#### Stated exercise:
Take every line where the string "made" appears and copy it.

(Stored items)
/---
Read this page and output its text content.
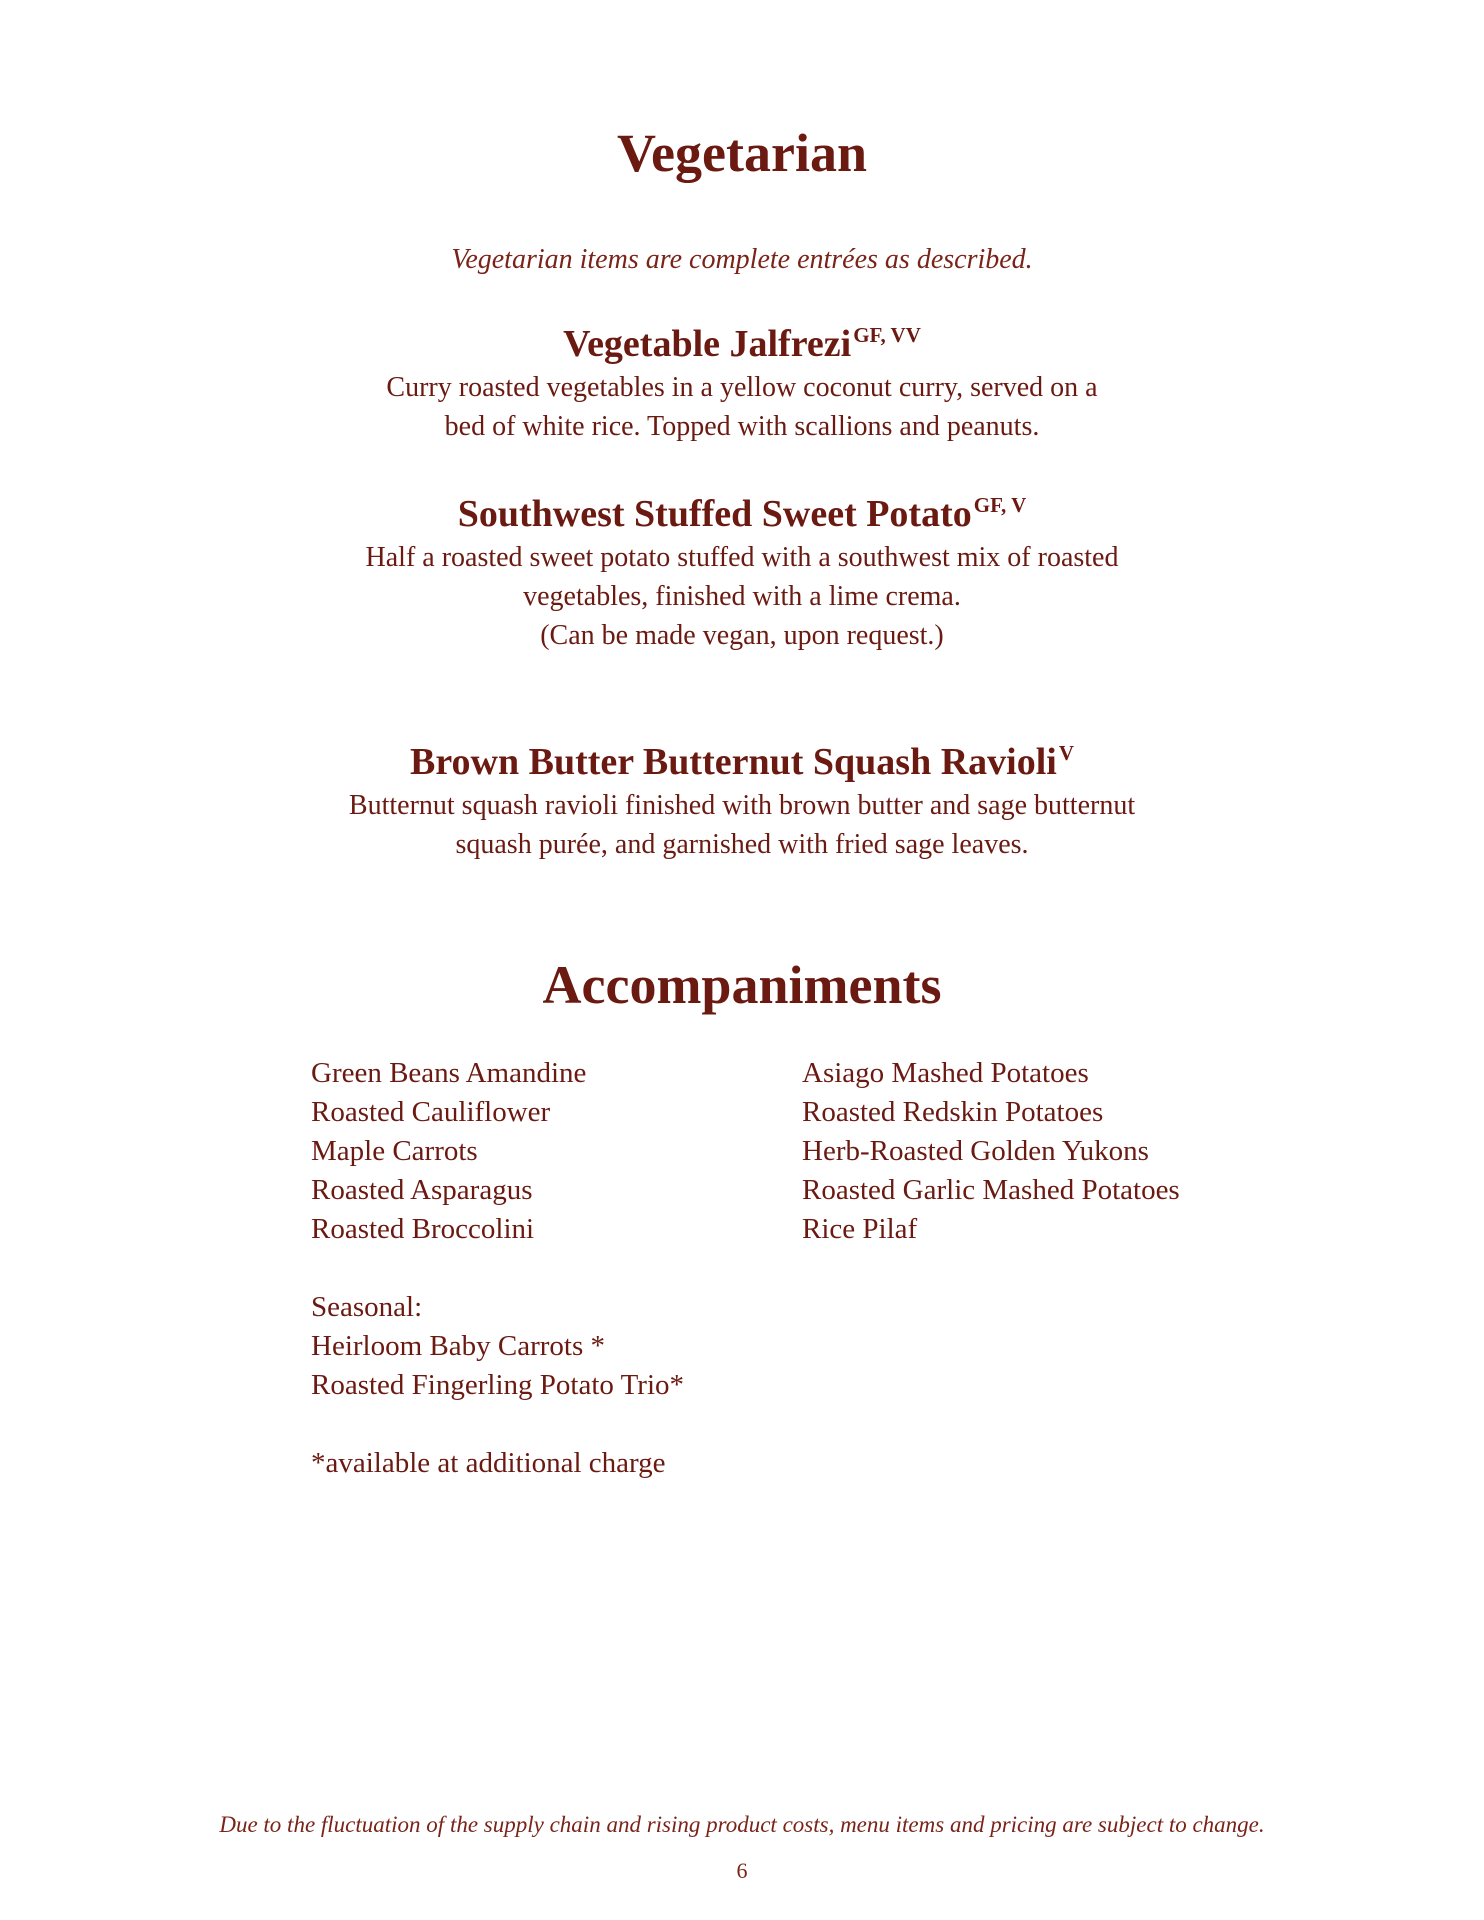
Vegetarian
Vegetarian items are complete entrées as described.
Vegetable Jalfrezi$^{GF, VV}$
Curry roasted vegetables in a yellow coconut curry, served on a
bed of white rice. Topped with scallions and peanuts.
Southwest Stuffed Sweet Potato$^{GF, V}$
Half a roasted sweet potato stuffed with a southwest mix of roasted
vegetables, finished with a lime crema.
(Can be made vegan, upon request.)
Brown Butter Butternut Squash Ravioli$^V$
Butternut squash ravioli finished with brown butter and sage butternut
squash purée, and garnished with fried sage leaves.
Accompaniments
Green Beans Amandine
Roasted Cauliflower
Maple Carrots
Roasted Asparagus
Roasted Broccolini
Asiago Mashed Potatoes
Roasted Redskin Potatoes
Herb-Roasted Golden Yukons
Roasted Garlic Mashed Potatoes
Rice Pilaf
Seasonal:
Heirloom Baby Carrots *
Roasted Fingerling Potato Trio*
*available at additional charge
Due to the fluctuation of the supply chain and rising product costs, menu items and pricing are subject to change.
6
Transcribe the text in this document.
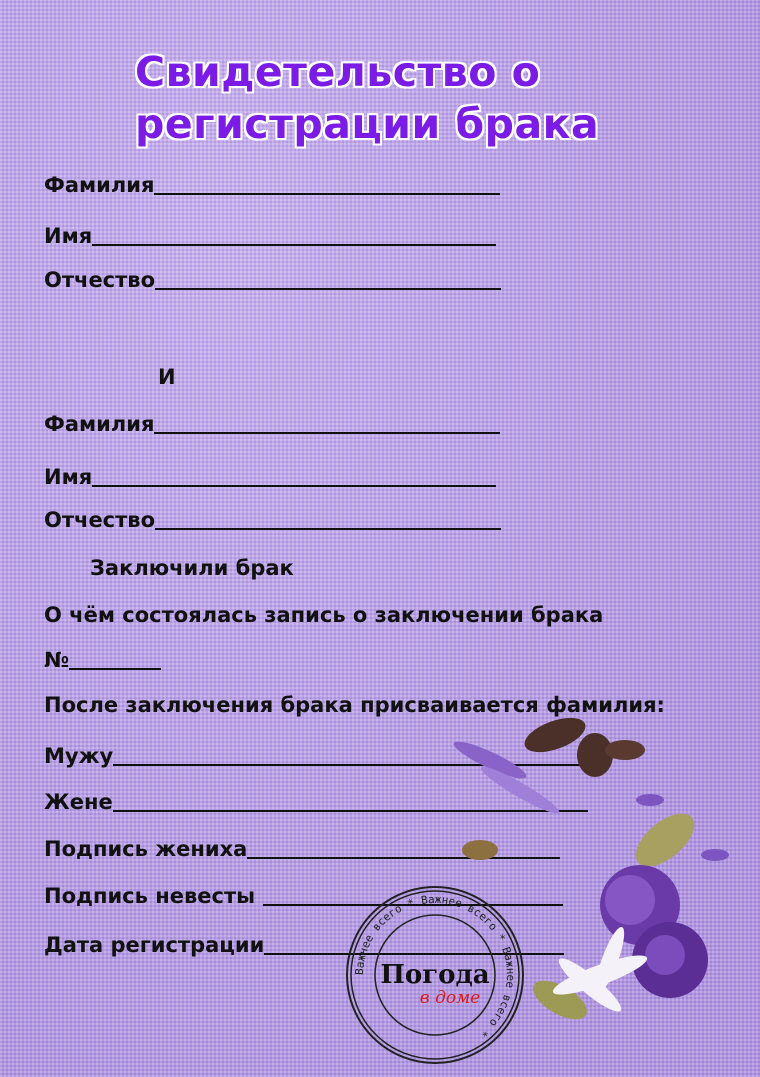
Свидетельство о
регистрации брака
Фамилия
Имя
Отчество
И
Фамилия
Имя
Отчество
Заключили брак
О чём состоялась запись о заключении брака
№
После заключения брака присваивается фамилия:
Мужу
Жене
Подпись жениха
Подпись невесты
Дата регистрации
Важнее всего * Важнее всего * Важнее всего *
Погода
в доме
\---
/---
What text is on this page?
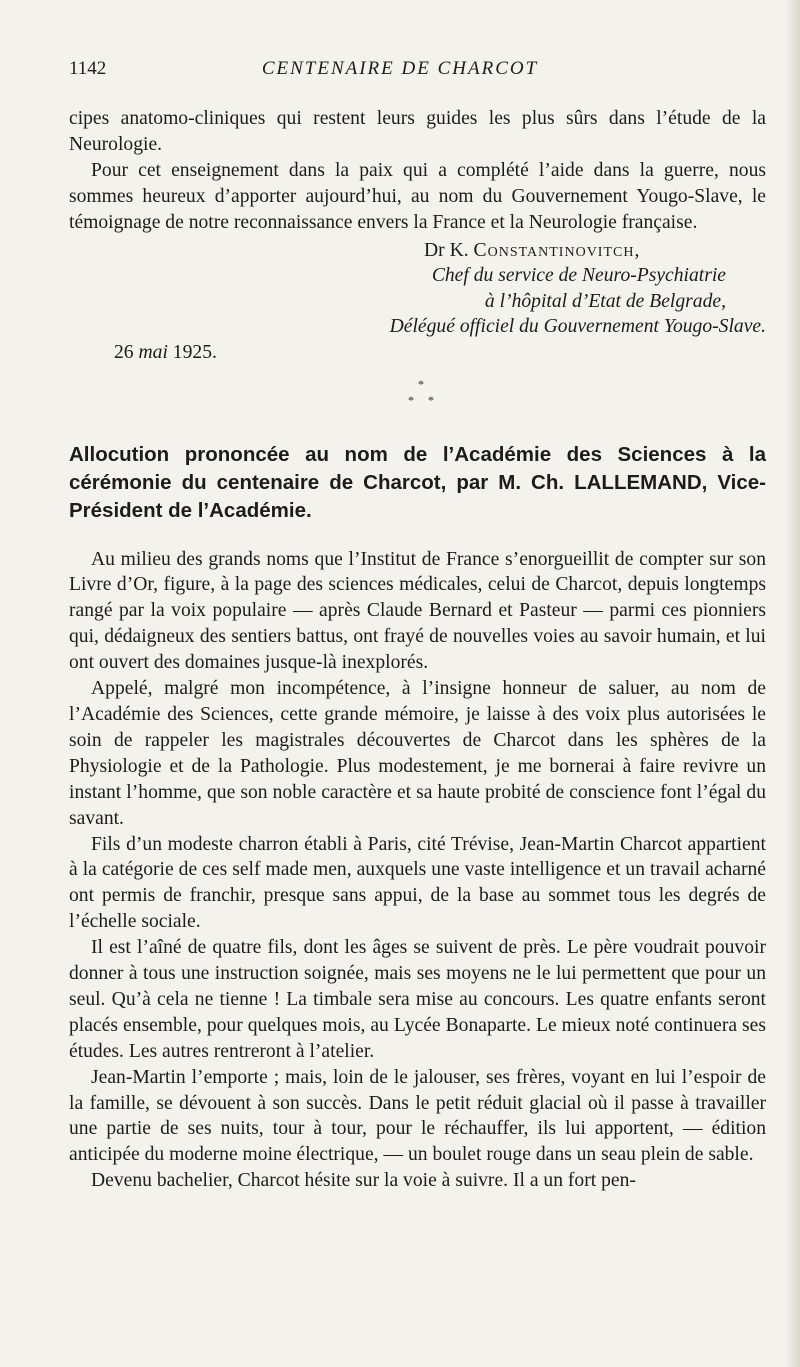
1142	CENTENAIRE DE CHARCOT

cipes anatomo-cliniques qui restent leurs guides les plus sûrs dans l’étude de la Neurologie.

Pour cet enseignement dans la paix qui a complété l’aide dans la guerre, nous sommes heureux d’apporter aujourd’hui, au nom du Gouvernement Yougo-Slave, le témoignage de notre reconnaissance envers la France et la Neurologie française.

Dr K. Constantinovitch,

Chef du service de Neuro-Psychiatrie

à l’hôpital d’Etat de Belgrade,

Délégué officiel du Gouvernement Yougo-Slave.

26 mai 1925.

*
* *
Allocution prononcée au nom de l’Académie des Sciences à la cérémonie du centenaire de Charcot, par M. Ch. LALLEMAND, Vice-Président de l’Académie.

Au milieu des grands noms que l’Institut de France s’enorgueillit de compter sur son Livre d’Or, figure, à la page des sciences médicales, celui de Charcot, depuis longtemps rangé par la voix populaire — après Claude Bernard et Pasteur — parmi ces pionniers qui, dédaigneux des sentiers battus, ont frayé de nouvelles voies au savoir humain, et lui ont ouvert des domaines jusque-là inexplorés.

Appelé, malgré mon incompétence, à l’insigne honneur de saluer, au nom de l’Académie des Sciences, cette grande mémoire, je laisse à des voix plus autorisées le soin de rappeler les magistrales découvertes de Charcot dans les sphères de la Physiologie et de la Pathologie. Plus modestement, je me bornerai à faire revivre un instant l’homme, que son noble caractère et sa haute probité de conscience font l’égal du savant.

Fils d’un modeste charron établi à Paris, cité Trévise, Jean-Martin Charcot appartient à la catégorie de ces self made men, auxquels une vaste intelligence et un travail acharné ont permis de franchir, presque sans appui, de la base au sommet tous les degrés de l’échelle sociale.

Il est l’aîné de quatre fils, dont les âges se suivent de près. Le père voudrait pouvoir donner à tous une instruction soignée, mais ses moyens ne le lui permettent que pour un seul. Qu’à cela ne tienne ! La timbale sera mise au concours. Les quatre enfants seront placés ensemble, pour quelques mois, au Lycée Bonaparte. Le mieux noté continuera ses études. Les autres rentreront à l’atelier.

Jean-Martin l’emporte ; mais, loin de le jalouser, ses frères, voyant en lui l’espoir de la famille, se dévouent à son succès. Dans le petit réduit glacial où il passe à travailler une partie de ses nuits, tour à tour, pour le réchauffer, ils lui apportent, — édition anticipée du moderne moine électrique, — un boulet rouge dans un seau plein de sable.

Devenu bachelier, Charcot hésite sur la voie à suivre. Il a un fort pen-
\---
#### Answer to this problem:
(Can be made vegan, upon request.)
Fils d’un modeste charron établi à Paris, cité Trévise, Jean-Martin Charcot appartient à la catégorie de ces self made men, auxquels une vaste intelligence et un travail acharné ont permis de franchir, presque sans appui, de la base au sommet tous les degrés de l’échelle sociale.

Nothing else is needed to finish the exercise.